»»

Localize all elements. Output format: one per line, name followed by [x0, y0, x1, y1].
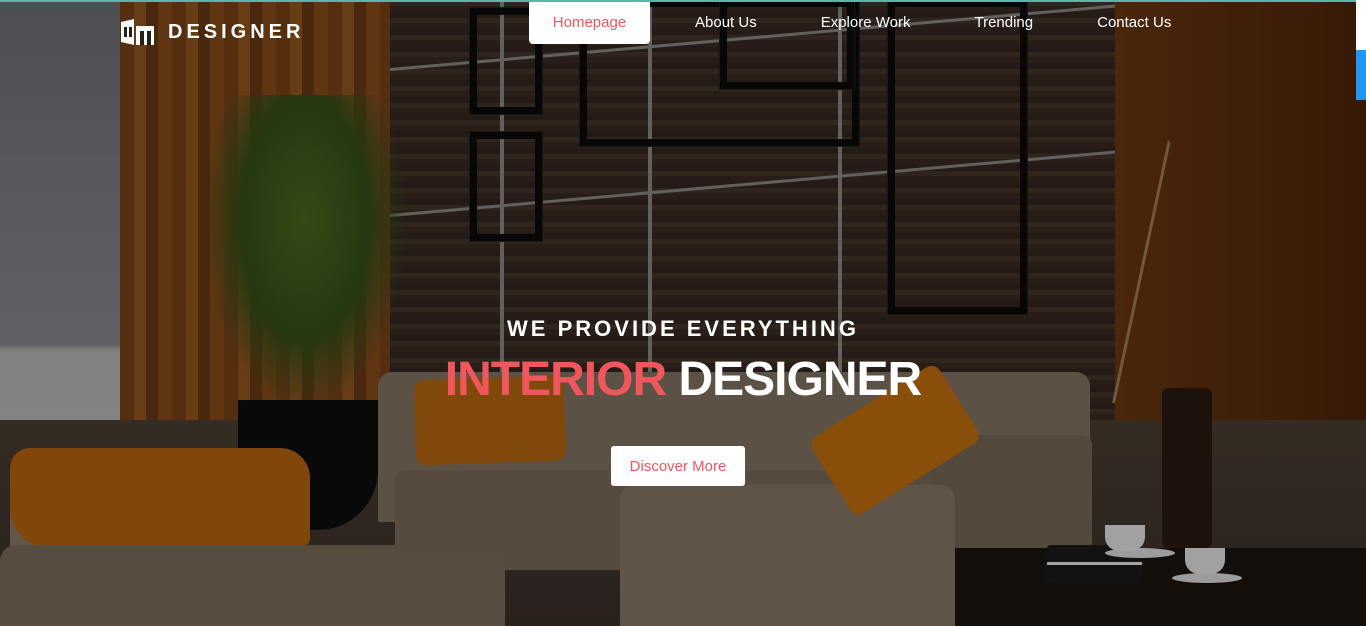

««
»»

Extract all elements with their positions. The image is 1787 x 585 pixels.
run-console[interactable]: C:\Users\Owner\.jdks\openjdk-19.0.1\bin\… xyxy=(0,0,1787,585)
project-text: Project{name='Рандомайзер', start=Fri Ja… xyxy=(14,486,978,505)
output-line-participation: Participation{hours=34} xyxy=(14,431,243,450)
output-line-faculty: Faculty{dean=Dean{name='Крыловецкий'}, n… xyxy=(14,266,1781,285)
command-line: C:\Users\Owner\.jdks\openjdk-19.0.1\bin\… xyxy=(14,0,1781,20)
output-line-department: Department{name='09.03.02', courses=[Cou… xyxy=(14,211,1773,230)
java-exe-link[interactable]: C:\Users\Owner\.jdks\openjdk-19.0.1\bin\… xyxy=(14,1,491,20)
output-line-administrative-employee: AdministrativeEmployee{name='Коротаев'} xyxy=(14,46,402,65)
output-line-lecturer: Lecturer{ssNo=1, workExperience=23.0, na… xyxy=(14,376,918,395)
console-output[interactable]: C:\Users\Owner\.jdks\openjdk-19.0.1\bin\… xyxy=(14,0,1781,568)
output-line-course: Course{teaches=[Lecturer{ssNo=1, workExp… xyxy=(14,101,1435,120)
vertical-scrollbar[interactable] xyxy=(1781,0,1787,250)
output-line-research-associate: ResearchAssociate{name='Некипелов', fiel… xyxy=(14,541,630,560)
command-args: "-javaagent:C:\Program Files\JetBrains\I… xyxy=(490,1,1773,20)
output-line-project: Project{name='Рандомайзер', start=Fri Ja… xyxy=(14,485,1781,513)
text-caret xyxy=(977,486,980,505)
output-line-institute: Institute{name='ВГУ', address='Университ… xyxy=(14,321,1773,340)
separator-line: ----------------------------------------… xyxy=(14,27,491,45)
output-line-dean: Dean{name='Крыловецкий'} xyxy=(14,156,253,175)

««
»»

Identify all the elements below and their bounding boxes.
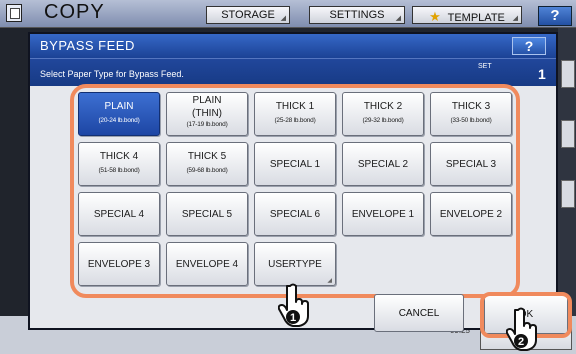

««

Lay out the items between the line containing "Extract all elements" and the line containing "start=Fri Ja… xyxy=(14,486,978,505)", inclusive, as a two-column CSV with the columns "prompt" and "response". Give one row per item, with each field quoted and its line breaks replaced by spaces, and include no other items.

prompt,response
"Extract all elements with their positions. The image is 1787 x 585 pixels.","run-console[interactable]: C:\Users\Owner\.jdks\openjdk-19.0.1\bin\… xyxy=(0,0,1787,585) project-text: Project{name='Рандомайзер', start=Fri Ja… xyxy=(14,486,978,505)"